Given exercise
Output the records exactly. Include every line.
[start]
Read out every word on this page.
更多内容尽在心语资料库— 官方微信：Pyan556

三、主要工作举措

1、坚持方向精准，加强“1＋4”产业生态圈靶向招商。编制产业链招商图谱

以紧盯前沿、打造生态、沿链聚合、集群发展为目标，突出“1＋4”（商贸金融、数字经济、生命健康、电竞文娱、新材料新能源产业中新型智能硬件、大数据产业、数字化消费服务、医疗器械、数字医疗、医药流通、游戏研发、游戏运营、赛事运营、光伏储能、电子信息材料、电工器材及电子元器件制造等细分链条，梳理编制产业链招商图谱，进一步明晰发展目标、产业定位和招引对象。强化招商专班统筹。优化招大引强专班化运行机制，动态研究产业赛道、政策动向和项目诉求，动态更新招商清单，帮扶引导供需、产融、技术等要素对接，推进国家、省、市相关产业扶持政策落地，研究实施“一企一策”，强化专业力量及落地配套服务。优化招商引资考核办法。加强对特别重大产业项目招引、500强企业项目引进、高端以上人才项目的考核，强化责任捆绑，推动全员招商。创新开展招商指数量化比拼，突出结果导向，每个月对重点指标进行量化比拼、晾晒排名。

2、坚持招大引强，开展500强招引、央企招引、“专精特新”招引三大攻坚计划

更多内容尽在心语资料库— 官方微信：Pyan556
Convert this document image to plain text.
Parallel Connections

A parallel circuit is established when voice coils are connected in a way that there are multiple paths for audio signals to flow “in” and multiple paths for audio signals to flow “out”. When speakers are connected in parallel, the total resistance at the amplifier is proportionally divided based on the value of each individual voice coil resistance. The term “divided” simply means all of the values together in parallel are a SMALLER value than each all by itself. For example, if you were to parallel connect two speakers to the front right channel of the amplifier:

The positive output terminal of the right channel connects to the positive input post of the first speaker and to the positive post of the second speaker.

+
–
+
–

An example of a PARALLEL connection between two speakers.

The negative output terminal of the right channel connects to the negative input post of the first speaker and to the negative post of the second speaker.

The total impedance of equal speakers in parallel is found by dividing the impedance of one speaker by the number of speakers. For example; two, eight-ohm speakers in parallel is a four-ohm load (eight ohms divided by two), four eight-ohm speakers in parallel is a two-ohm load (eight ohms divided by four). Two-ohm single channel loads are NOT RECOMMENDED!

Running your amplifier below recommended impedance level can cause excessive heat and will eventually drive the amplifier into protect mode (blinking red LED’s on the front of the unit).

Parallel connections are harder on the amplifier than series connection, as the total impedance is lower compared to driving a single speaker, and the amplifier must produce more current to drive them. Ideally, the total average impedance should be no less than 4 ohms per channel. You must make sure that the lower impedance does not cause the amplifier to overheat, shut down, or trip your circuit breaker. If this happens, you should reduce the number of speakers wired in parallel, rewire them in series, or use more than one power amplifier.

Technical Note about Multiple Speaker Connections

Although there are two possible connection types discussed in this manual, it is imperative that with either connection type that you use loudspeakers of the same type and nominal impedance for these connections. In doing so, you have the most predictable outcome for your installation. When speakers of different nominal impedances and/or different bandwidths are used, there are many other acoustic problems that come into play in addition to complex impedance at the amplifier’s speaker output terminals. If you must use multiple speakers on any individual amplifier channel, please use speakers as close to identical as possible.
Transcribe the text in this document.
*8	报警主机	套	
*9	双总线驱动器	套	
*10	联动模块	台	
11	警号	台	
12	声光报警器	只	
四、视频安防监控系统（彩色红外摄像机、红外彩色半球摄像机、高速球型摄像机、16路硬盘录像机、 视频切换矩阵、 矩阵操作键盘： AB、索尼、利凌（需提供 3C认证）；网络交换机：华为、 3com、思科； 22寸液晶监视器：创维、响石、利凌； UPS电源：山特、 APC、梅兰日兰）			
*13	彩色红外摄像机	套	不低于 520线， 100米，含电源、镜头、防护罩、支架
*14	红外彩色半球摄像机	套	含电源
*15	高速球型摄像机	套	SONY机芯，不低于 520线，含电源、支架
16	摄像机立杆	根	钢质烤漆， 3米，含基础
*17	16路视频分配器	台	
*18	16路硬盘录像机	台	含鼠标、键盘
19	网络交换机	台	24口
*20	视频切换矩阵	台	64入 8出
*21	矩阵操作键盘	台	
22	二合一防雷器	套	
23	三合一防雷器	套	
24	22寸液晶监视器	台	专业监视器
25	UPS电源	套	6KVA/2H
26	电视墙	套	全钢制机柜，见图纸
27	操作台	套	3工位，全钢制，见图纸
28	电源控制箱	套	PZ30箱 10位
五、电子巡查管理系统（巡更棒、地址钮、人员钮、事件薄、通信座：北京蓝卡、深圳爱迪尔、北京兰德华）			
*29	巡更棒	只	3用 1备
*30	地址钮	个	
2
[end]
Solution
Read out every word on this page.
更多内容尽在心语资料库— 官方微信：Pyan556

三、主要工作举措

1、坚持方向精准，加强“1＋4”产业生态圈靶向招商。编制产业链招商图谱

以紧盯前沿、打造生态、沿链聚合、集群发展为目标，突出“1＋4”（商贸金融、数字经济、生命健康、电竞文娱、新材料新能源产业中新型智能硬件、大数据产业、数字化消费服务、医疗器械、数字医疗、医药流通、游戏研发、游戏运营、赛事运营、光伏储能、电子信息材料、电工器材及电子元器件制造等细分链条，梳理编制产业链招商图谱，进一步明晰发展目标、产业定位和招引对象。强化招商专班统筹。优化招大引强专班化运行机制，动态研究产业赛道、政策动向和项目诉求，动态更新招商清单，帮扶引导供需、产融、技术等要素对接，推进国家、省、市相关产业扶持政策落地，研究实施“一企一策”，强化专业力量及落地配套服务。优化招商引资考核办法。加强对特别重大产业项目招引、500强企业项目引进、高端以上人才项目的考核，强化责任捆绑，推动全员招商。创新开展招商指数量化比拼，突出结果导向，每个月对重点指标进行量化比拼、晾晒排名。

2、坚持招大引强，开展500强招引、央企招引、“专精特新”招引三大攻坚计划

更多内容尽在心语资料库— 官方微信：Pyan556
Convert this document image to plain text.
Parallel Connections

A parallel circuit is established when voice coils are connected in a way that there are multiple paths for audio signals to flow “in” and multiple paths for audio signals to flow “out”. When speakers are connected in parallel, the total resistance at the amplifier is proportionally divided based on the value of each individual voice coil resistance. The term “divided” simply means all of the values together in parallel are a SMALLER value than each all by itself. For example, if you were to parallel connect two speakers to the front right channel of the amplifier:

The positive output terminal of the right channel connects to the positive input post of the first speaker and to the positive post of the second speaker.

+
–
+
–

An example of a PARALLEL connection between two speakers.

The negative output terminal of the right channel connects to the negative input post of the first speaker and to the negative post of the second speaker.

The total impedance of equal speakers in parallel is found by dividing the impedance of one speaker by the number of speakers. For example; two, eight-ohm speakers in parallel is a four-ohm load (eight ohms divided by two), four eight-ohm speakers in parallel is a two-ohm load (eight ohms divided by four). Two-ohm single channel loads are NOT RECOMMENDED!

Running your amplifier below recommended impedance level can cause excessive heat and will eventually drive the amplifier into protect mode (blinking red LED’s on the front of the unit).

Parallel connections are harder on the amplifier than series connection, as the total impedance is lower compared to driving a single speaker, and the amplifier must produce more current to drive them. Ideally, the total average impedance should be no less than 4 ohms per channel. You must make sure that the lower impedance does not cause the amplifier to overheat, shut down, or trip your circuit breaker. If this happens, you should reduce the number of speakers wired in parallel, rewire them in series, or use more than one power amplifier.

Technical Note about Multiple Speaker Connections

Although there are two possible connection types discussed in this manual, it is imperative that with either connection type that you use loudspeakers of the same type and nominal impedance for these connections. In doing so, you have the most predictable outcome for your installation. When speakers of different nominal impedances and/or different bandwidths are used, there are many other acoustic problems that come into play in addition to complex impedance at the amplifier’s speaker output terminals. If you must use multiple speakers on any individual amplifier channel, please use speakers as close to identical as possible.
Transcribe the text in this document.
*8	报警主机	套	
*9	双总线驱动器	套	
*10	联动模块	台	
11	警号	台	
12	声光报警器	只	
四、视频安防监控系统（彩色红外摄像机、红外彩色半球摄像机、高速球型摄像机、16路硬盘录像机、 视频切换矩阵、 矩阵操作键盘： AB、索尼、利凌（需提供 3C认证）；网络交换机：华为、 3com、思科； 22寸液晶监视器：创维、响石、利凌； UPS电源：山特、 APC、梅兰日兰）			
*13	彩色红外摄像机	套	不低于 520线， 100米，含电源、镜头、防护罩、支架
*14	红外彩色半球摄像机	套	含电源
*15	高速球型摄像机	套	SONY机芯，不低于 520线，含电源、支架
16	摄像机立杆	根	钢质烤漆， 3米，含基础
*17	16路视频分配器	台	
*18	16路硬盘录像机	台	含鼠标、键盘
19	网络交换机	台	24口
*20	视频切换矩阵	台	64入 8出
*21	矩阵操作键盘	台	
22	二合一防雷器	套	
23	三合一防雷器	套	
24	22寸液晶监视器	台	专业监视器
25	UPS电源	套	6KVA/2H
26	电视墙	套	全钢制机柜，见图纸
27	操作台	套	3工位，全钢制，见图纸
28	电源控制箱	套	PZ30箱 10位
五、电子巡查管理系统（巡更棒、地址钮、人员钮、事件薄、通信座：北京蓝卡、深圳爱迪尔、北京兰德华）			
*29	巡更棒	只	3用 1备
*30	地址钮	个	
2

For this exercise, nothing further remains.